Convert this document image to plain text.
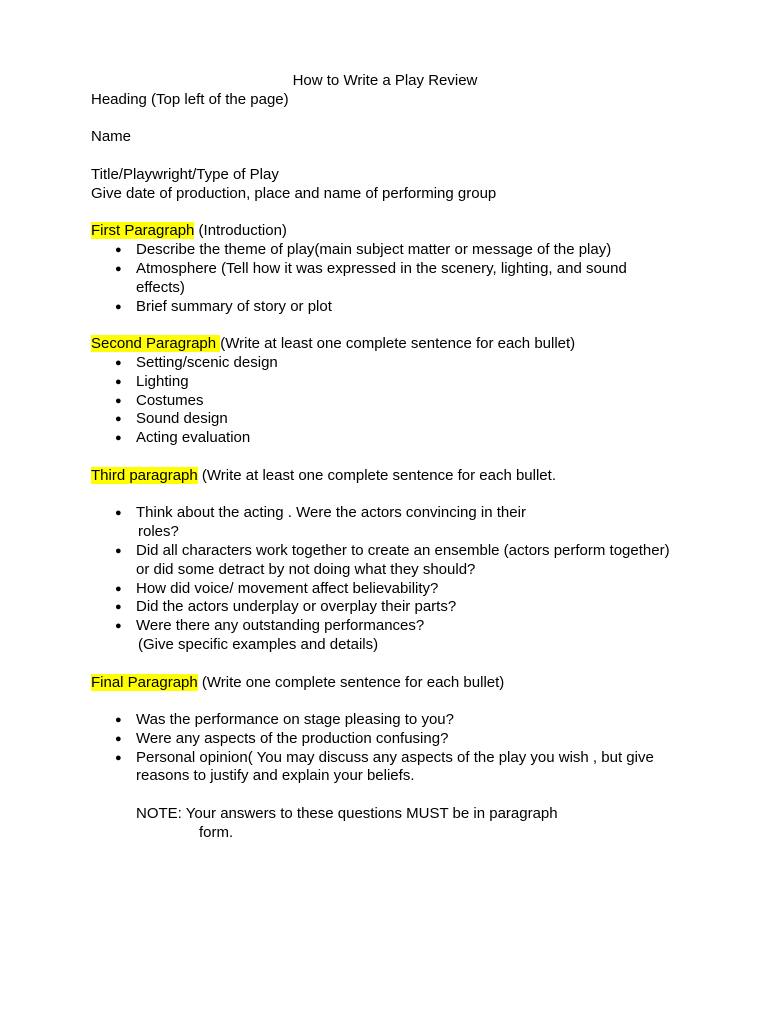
How to Write a Play Review

Heading (Top left of the page)

Name

Title/Playwright/Type of Play

Give date of production, place and name of performing group

First Paragraph (Introduction)

● Describe the theme of play(main subject matter or message of the play)
● Atmosphere (Tell how it was expressed in the scenery, lighting, and sound effects)
● Brief summary of story or plot

Second Paragraph (Write at least one complete sentence for each bullet)

● Setting/scenic design
● Lighting
● Costumes
● Sound design
● Acting evaluation

Third paragraph (Write at least one complete sentence for each bullet.

● Think about the acting . Were the actors convincing in their
roles?
● Did all characters work together to create an ensemble (actors perform together) or did some detract by not doing what they should?
● How did voice/ movement affect believability?
● Did the actors underplay or overplay their parts?
● Were there any outstanding performances?
(Give specific examples and details)

Final Paragraph (Write one complete sentence for each bullet)

● Was the performance on stage pleasing to you?
● Were any aspects of the production confusing?
● Personal opinion( You may discuss any aspects of the play you wish , but give reasons to justify and explain your beliefs.
NOTE: Your answers to these questions MUST be in paragraph
form.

Task directions - Transcribe the whole listing, character for character, but not its images.

Completed task -
Convert this document image to plain text.
How to Write a Play Review

Heading (Top left of the page)

Name

Title/Playwright/Type of Play

Give date of production, place and name of performing group

First Paragraph (Introduction)

● Describe the theme of play(main subject matter or message of the play)
● Atmosphere (Tell how it was expressed in the scenery, lighting, and sound effects)
● Brief summary of story or plot

Second Paragraph (Write at least one complete sentence for each bullet)

● Setting/scenic design
● Lighting
● Costumes
● Sound design
● Acting evaluation

Third paragraph (Write at least one complete sentence for each bullet.

● Think about the acting . Were the actors convincing in their
roles?
● Did all characters work together to create an ensemble (actors perform together) or did some detract by not doing what they should?
● How did voice/ movement affect believability?
● Did the actors underplay or overplay their parts?
● Were there any outstanding performances?
(Give specific examples and details)

Final Paragraph (Write one complete sentence for each bullet)

● Was the performance on stage pleasing to you?
● Were any aspects of the production confusing?
● Personal opinion( You may discuss any aspects of the play you wish , but give reasons to justify and explain your beliefs.
NOTE: Your answers to these questions MUST be in paragraph
form.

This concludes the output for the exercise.